> [EXERCISE DIRECTIONS] The records that follow are to be repeated without alteration.

> [SUPPLIED DATA]

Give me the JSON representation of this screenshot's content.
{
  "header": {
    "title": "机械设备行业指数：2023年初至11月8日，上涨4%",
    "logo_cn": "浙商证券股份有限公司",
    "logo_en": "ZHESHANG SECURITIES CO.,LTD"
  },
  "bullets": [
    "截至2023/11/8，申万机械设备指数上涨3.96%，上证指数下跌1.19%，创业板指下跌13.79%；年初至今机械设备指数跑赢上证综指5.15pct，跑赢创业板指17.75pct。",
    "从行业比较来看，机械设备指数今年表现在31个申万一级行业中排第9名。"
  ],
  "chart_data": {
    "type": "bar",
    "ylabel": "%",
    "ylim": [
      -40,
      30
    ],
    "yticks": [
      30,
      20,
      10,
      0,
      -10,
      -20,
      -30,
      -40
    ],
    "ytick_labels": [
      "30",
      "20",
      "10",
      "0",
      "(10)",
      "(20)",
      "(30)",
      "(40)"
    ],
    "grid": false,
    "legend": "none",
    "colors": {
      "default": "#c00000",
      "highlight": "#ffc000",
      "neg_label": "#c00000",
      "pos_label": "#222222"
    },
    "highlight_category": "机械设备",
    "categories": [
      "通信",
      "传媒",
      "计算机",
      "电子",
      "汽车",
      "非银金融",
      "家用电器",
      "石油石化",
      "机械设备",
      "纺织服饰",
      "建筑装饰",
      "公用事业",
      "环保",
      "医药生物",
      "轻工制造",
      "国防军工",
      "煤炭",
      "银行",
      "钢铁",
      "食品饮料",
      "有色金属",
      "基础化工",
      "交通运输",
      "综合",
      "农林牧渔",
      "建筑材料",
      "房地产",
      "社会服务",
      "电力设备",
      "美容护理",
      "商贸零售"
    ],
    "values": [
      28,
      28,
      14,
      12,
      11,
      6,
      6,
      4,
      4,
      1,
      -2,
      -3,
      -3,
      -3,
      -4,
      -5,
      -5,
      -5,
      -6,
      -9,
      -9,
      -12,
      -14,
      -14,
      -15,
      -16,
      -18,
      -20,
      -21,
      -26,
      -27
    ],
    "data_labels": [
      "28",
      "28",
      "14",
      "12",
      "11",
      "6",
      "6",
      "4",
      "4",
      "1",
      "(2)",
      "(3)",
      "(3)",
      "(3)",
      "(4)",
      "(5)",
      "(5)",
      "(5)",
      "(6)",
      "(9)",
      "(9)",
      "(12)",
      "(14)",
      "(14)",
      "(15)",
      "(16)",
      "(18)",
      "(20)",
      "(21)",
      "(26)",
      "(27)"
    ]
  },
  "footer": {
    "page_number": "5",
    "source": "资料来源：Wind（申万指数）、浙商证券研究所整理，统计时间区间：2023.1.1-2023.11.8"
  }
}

> [WRITTEN REPLY]
Give me the JSON representation of this screenshot's content.
{
  "header": {
    "title": "机械设备行业指数：2023年初至11月8日，上涨4%",
    "logo_cn": "浙商证券股份有限公司",
    "logo_en": "ZHESHANG SECURITIES CO.,LTD"
  },
  "bullets": [
    "截至2023/11/8，申万机械设备指数上涨3.96%，上证指数下跌1.19%，创业板指下跌13.79%；年初至今机械设备指数跑赢上证综指5.15pct，跑赢创业板指17.75pct。",
    "从行业比较来看，机械设备指数今年表现在31个申万一级行业中排第9名。"
  ],
  "chart_data": {
    "type": "bar",
    "ylabel": "%",
    "ylim": [
      -40,
      30
    ],
    "yticks": [
      30,
      20,
      10,
      0,
      -10,
      -20,
      -30,
      -40
    ],
    "ytick_labels": [
      "30",
      "20",
      "10",
      "0",
      "(10)",
      "(20)",
      "(30)",
      "(40)"
    ],
    "grid": false,
    "legend": "none",
    "colors": {
      "default": "#c00000",
      "highlight": "#ffc000",
      "neg_label": "#c00000",
      "pos_label": "#222222"
    },
    "highlight_category": "机械设备",
    "categories": [
      "通信",
      "传媒",
      "计算机",
      "电子",
      "汽车",
      "非银金融",
      "家用电器",
      "石油石化",
      "机械设备",
      "纺织服饰",
      "建筑装饰",
      "公用事业",
      "环保",
      "医药生物",
      "轻工制造",
      "国防军工",
      "煤炭",
      "银行",
      "钢铁",
      "食品饮料",
      "有色金属",
      "基础化工",
      "交通运输",
      "综合",
      "农林牧渔",
      "建筑材料",
      "房地产",
      "社会服务",
      "电力设备",
      "美容护理",
      "商贸零售"
    ],
    "values": [
      28,
      28,
      14,
      12,
      11,
      6,
      6,
      4,
      4,
      1,
      -2,
      -3,
      -3,
      -3,
      -4,
      -5,
      -5,
      -5,
      -6,
      -9,
      -9,
      -12,
      -14,
      -14,
      -15,
      -16,
      -18,
      -20,
      -21,
      -26,
      -27
    ],
    "data_labels": [
      "28",
      "28",
      "14",
      "12",
      "11",
      "6",
      "6",
      "4",
      "4",
      "1",
      "(2)",
      "(3)",
      "(3)",
      "(3)",
      "(4)",
      "(5)",
      "(5)",
      "(5)",
      "(6)",
      "(9)",
      "(9)",
      "(12)",
      "(14)",
      "(14)",
      "(15)",
      "(16)",
      "(18)",
      "(20)",
      "(21)",
      "(26)",
      "(27)"
    ]
  },
  "footer": {
    "page_number": "5",
    "source": "资料来源：Wind（申万指数）、浙商证券研究所整理，统计时间区间：2023.1.1-2023.11.8"
  }
}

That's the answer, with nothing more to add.